Each line below must be set down exactly; omit any image you find.

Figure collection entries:
━━━

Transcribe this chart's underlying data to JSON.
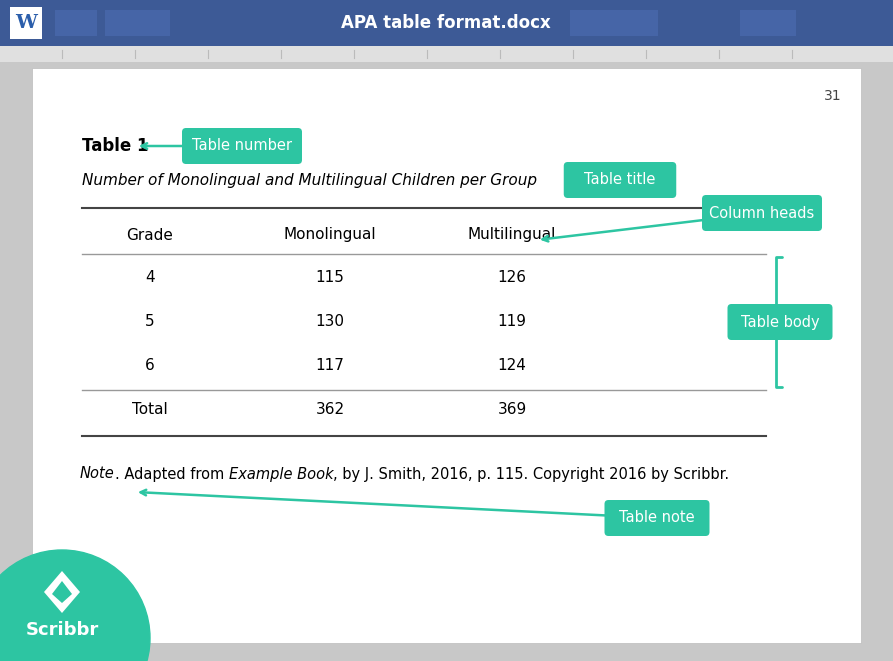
{
  "title_bar_color": "#3D5A96",
  "title_bar_text": "APA table format.docx",
  "page_bg": "#FFFFFF",
  "outer_bg": "#C8C8C8",
  "page_number": "31",
  "table_label": "Table 1",
  "table_title": "Number of Monolingual and Multilingual Children per Group",
  "col_headers": [
    "Grade",
    "Monolingual",
    "Multilingual"
  ],
  "rows": [
    [
      "4",
      "115",
      "126"
    ],
    [
      "5",
      "130",
      "119"
    ],
    [
      "6",
      "117",
      "124"
    ],
    [
      "Total",
      "362",
      "369"
    ]
  ],
  "annotation_color": "#2DC5A2",
  "scribbr_color": "#2DC5A2",
  "line_color": "#999999",
  "thick_line_color": "#444444",
  "btn_color": "#4A6AAD",
  "ruler_color": "#E0E0E0",
  "ruler_tick_color": "#BBBBBB"
}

━━━

■ **The answer**
Transcribe this chart's underlying data to JSON.
{
  "title_bar_color": "#3D5A96",
  "title_bar_text": "APA table format.docx",
  "page_bg": "#FFFFFF",
  "outer_bg": "#C8C8C8",
  "page_number": "31",
  "table_label": "Table 1",
  "table_title": "Number of Monolingual and Multilingual Children per Group",
  "col_headers": [
    "Grade",
    "Monolingual",
    "Multilingual"
  ],
  "rows": [
    [
      "4",
      "115",
      "126"
    ],
    [
      "5",
      "130",
      "119"
    ],
    [
      "6",
      "117",
      "124"
    ],
    [
      "Total",
      "362",
      "369"
    ]
  ],
  "annotation_color": "#2DC5A2",
  "scribbr_color": "#2DC5A2",
  "line_color": "#999999",
  "thick_line_color": "#444444",
  "btn_color": "#4A6AAD",
  "ruler_color": "#E0E0E0",
  "ruler_tick_color": "#BBBBBB"
}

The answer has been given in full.